Write out every entry word for word.
START MATERIAL FOR THIS EXERCISE
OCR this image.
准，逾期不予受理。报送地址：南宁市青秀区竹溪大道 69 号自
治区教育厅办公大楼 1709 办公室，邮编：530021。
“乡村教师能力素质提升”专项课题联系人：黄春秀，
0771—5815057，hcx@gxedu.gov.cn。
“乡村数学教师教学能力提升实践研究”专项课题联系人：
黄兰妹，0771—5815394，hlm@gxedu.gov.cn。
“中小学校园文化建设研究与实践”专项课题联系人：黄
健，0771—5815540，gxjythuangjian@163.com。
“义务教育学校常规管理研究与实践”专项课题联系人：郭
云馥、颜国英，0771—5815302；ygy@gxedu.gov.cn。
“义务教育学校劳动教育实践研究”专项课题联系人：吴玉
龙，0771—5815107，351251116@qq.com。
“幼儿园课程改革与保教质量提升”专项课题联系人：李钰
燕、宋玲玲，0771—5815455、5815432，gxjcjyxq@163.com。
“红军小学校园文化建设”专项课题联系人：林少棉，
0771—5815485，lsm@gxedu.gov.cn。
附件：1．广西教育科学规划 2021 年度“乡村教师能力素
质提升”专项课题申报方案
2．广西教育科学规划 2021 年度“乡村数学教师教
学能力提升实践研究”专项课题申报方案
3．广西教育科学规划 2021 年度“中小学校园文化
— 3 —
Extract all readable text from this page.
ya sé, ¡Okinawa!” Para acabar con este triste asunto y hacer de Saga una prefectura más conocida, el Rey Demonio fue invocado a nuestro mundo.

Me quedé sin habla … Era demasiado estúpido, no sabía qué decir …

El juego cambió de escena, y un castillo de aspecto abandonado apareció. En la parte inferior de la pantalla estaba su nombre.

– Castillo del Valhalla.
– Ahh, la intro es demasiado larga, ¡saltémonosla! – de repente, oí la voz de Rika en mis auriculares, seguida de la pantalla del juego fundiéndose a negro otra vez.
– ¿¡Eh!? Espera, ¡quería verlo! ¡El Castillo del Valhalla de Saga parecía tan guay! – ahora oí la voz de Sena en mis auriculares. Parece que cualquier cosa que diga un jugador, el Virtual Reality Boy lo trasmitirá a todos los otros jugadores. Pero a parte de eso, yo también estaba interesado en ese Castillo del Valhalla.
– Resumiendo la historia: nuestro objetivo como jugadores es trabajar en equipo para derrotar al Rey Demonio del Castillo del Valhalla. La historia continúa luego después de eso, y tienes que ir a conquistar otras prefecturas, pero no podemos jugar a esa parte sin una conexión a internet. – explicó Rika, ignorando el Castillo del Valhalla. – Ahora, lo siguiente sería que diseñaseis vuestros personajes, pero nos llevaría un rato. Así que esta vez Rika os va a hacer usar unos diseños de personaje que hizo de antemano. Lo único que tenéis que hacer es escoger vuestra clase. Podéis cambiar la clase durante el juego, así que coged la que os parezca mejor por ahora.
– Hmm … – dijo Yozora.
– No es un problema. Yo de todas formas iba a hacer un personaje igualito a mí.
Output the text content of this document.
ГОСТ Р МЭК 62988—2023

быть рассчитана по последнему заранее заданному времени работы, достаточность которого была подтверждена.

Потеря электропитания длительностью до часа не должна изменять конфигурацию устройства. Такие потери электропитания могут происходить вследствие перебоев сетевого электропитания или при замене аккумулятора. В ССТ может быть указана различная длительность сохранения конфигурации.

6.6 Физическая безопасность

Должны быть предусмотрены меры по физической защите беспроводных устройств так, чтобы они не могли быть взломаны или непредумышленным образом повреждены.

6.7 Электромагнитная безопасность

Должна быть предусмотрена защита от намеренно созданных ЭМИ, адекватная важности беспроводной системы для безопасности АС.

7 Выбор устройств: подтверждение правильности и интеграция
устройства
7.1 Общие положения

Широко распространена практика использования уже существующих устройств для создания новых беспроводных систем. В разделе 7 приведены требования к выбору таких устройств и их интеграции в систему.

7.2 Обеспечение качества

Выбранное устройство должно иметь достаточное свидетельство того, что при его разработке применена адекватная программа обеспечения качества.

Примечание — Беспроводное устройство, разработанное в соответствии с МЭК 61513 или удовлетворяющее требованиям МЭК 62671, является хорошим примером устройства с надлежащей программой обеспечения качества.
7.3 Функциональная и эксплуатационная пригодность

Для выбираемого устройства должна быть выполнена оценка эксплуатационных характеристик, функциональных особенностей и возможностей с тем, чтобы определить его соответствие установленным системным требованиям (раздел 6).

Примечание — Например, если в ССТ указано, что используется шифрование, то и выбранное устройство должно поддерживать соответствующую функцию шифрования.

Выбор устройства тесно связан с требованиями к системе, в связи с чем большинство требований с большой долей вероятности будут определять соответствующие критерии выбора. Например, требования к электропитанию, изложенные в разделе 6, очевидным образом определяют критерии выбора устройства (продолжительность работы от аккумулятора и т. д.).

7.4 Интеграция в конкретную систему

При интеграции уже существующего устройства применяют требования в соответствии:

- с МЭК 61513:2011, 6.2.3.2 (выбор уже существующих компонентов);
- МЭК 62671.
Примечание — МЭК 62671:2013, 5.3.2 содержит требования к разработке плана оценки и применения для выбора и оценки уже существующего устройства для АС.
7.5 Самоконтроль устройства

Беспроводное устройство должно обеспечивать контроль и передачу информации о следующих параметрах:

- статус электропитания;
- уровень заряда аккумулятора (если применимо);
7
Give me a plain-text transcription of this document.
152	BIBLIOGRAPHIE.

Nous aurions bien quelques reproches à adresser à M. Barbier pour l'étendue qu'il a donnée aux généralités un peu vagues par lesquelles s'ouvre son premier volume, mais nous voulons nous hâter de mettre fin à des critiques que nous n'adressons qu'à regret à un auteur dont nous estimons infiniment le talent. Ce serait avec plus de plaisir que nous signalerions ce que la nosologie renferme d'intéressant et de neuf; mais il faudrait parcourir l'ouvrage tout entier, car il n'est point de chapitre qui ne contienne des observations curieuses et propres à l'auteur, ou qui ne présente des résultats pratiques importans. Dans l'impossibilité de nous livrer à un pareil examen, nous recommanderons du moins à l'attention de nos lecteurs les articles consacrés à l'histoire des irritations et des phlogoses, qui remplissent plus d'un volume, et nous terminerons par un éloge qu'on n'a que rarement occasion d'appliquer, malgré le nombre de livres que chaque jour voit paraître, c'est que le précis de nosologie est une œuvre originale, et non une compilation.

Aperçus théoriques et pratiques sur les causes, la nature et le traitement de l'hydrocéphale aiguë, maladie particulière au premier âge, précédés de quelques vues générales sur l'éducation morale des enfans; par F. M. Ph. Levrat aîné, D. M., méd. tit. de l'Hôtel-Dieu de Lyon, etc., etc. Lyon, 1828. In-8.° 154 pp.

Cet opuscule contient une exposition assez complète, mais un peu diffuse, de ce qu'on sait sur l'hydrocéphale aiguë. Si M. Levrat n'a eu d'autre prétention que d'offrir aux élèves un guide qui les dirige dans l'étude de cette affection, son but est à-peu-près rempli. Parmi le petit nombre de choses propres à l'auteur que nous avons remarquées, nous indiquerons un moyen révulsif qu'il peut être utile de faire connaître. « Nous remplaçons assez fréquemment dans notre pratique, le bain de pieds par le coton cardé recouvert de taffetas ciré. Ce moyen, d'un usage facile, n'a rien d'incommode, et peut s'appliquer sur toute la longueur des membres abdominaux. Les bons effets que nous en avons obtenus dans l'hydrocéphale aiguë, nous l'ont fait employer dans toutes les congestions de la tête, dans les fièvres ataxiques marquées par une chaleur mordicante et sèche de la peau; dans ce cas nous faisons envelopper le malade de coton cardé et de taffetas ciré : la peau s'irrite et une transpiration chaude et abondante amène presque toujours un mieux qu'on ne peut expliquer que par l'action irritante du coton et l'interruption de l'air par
END MATERIAL FOR THIS EXERCISE
_RESULT OF THE TASK_.
OCR this image.
准，逾期不予受理。报送地址：南宁市青秀区竹溪大道 69 号自
治区教育厅办公大楼 1709 办公室，邮编：530021。
“乡村教师能力素质提升”专项课题联系人：黄春秀，
0771—5815057，hcx@gxedu.gov.cn。
“乡村数学教师教学能力提升实践研究”专项课题联系人：
黄兰妹，0771—5815394，hlm@gxedu.gov.cn。
“中小学校园文化建设研究与实践”专项课题联系人：黄
健，0771—5815540，gxjythuangjian@163.com。
“义务教育学校常规管理研究与实践”专项课题联系人：郭
云馥、颜国英，0771—5815302；ygy@gxedu.gov.cn。
“义务教育学校劳动教育实践研究”专项课题联系人：吴玉
龙，0771—5815107，351251116@qq.com。
“幼儿园课程改革与保教质量提升”专项课题联系人：李钰
燕、宋玲玲，0771—5815455、5815432，gxjcjyxq@163.com。
“红军小学校园文化建设”专项课题联系人：林少棉，
0771—5815485，lsm@gxedu.gov.cn。
附件：1．广西教育科学规划 2021 年度“乡村教师能力素
质提升”专项课题申报方案
2．广西教育科学规划 2021 年度“乡村数学教师教
学能力提升实践研究”专项课题申报方案
3．广西教育科学规划 2021 年度“中小学校园文化
— 3 —
Extract all readable text from this page.
ya sé, ¡Okinawa!” Para acabar con este triste asunto y hacer de Saga una prefectura más conocida, el Rey Demonio fue invocado a nuestro mundo.

Me quedé sin habla … Era demasiado estúpido, no sabía qué decir …

El juego cambió de escena, y un castillo de aspecto abandonado apareció. En la parte inferior de la pantalla estaba su nombre.

– Castillo del Valhalla.
– Ahh, la intro es demasiado larga, ¡saltémonosla! – de repente, oí la voz de Rika en mis auriculares, seguida de la pantalla del juego fundiéndose a negro otra vez.
– ¿¡Eh!? Espera, ¡quería verlo! ¡El Castillo del Valhalla de Saga parecía tan guay! – ahora oí la voz de Sena en mis auriculares. Parece que cualquier cosa que diga un jugador, el Virtual Reality Boy lo trasmitirá a todos los otros jugadores. Pero a parte de eso, yo también estaba interesado en ese Castillo del Valhalla.
– Resumiendo la historia: nuestro objetivo como jugadores es trabajar en equipo para derrotar al Rey Demonio del Castillo del Valhalla. La historia continúa luego después de eso, y tienes que ir a conquistar otras prefecturas, pero no podemos jugar a esa parte sin una conexión a internet. – explicó Rika, ignorando el Castillo del Valhalla. – Ahora, lo siguiente sería que diseñaseis vuestros personajes, pero nos llevaría un rato. Así que esta vez Rika os va a hacer usar unos diseños de personaje que hizo de antemano. Lo único que tenéis que hacer es escoger vuestra clase. Podéis cambiar la clase durante el juego, así que coged la que os parezca mejor por ahora.
– Hmm … – dijo Yozora.
– No es un problema. Yo de todas formas iba a hacer un personaje igualito a mí.
Output the text content of this document.
ГОСТ Р МЭК 62988—2023

быть рассчитана по последнему заранее заданному времени работы, достаточность которого была подтверждена.

Потеря электропитания длительностью до часа не должна изменять конфигурацию устройства. Такие потери электропитания могут происходить вследствие перебоев сетевого электропитания или при замене аккумулятора. В ССТ может быть указана различная длительность сохранения конфигурации.

6.6 Физическая безопасность

Должны быть предусмотрены меры по физической защите беспроводных устройств так, чтобы они не могли быть взломаны или непредумышленным образом повреждены.

6.7 Электромагнитная безопасность

Должна быть предусмотрена защита от намеренно созданных ЭМИ, адекватная важности беспроводной системы для безопасности АС.

7 Выбор устройств: подтверждение правильности и интеграция
устройства
7.1 Общие положения

Широко распространена практика использования уже существующих устройств для создания новых беспроводных систем. В разделе 7 приведены требования к выбору таких устройств и их интеграции в систему.

7.2 Обеспечение качества

Выбранное устройство должно иметь достаточное свидетельство того, что при его разработке применена адекватная программа обеспечения качества.

Примечание — Беспроводное устройство, разработанное в соответствии с МЭК 61513 или удовлетворяющее требованиям МЭК 62671, является хорошим примером устройства с надлежащей программой обеспечения качества.
7.3 Функциональная и эксплуатационная пригодность

Для выбираемого устройства должна быть выполнена оценка эксплуатационных характеристик, функциональных особенностей и возможностей с тем, чтобы определить его соответствие установленным системным требованиям (раздел 6).

Примечание — Например, если в ССТ указано, что используется шифрование, то и выбранное устройство должно поддерживать соответствующую функцию шифрования.

Выбор устройства тесно связан с требованиями к системе, в связи с чем большинство требований с большой долей вероятности будут определять соответствующие критерии выбора. Например, требования к электропитанию, изложенные в разделе 6, очевидным образом определяют критерии выбора устройства (продолжительность работы от аккумулятора и т. д.).

7.4 Интеграция в конкретную систему

При интеграции уже существующего устройства применяют требования в соответствии:

- с МЭК 61513:2011, 6.2.3.2 (выбор уже существующих компонентов);
- МЭК 62671.
Примечание — МЭК 62671:2013, 5.3.2 содержит требования к разработке плана оценки и применения для выбора и оценки уже существующего устройства для АС.
7.5 Самоконтроль устройства

Беспроводное устройство должно обеспечивать контроль и передачу информации о следующих параметрах:

- статус электропитания;
- уровень заряда аккумулятора (если применимо);
7
Give me a plain-text transcription of this document.
152	BIBLIOGRAPHIE.

Nous aurions bien quelques reproches à adresser à M. Barbier pour l'étendue qu'il a donnée aux généralités un peu vagues par lesquelles s'ouvre son premier volume, mais nous voulons nous hâter de mettre fin à des critiques que nous n'adressons qu'à regret à un auteur dont nous estimons infiniment le talent. Ce serait avec plus de plaisir que nous signalerions ce que la nosologie renferme d'intéressant et de neuf; mais il faudrait parcourir l'ouvrage tout entier, car il n'est point de chapitre qui ne contienne des observations curieuses et propres à l'auteur, ou qui ne présente des résultats pratiques importans. Dans l'impossibilité de nous livrer à un pareil examen, nous recommanderons du moins à l'attention de nos lecteurs les articles consacrés à l'histoire des irritations et des phlogoses, qui remplissent plus d'un volume, et nous terminerons par un éloge qu'on n'a que rarement occasion d'appliquer, malgré le nombre de livres que chaque jour voit paraître, c'est que le précis de nosologie est une œuvre originale, et non une compilation.

Aperçus théoriques et pratiques sur les causes, la nature et le traitement de l'hydrocéphale aiguë, maladie particulière au premier âge, précédés de quelques vues générales sur l'éducation morale des enfans; par F. M. Ph. Levrat aîné, D. M., méd. tit. de l'Hôtel-Dieu de Lyon, etc., etc. Lyon, 1828. In-8.° 154 pp.

Cet opuscule contient une exposition assez complète, mais un peu diffuse, de ce qu'on sait sur l'hydrocéphale aiguë. Si M. Levrat n'a eu d'autre prétention que d'offrir aux élèves un guide qui les dirige dans l'étude de cette affection, son but est à-peu-près rempli. Parmi le petit nombre de choses propres à l'auteur que nous avons remarquées, nous indiquerons un moyen révulsif qu'il peut être utile de faire connaître. « Nous remplaçons assez fréquemment dans notre pratique, le bain de pieds par le coton cardé recouvert de taffetas ciré. Ce moyen, d'un usage facile, n'a rien d'incommode, et peut s'appliquer sur toute la longueur des membres abdominaux. Les bons effets que nous en avons obtenus dans l'hydrocéphale aiguë, nous l'ont fait employer dans toutes les congestions de la tête, dans les fièvres ataxiques marquées par une chaleur mordicante et sèche de la peau; dans ce cas nous faisons envelopper le malade de coton cardé et de taffetas ciré : la peau s'irrite et une transpiration chaude et abondante amène presque toujours un mieux qu'on ne peut expliquer que par l'action irritante du coton et l'interruption de l'air par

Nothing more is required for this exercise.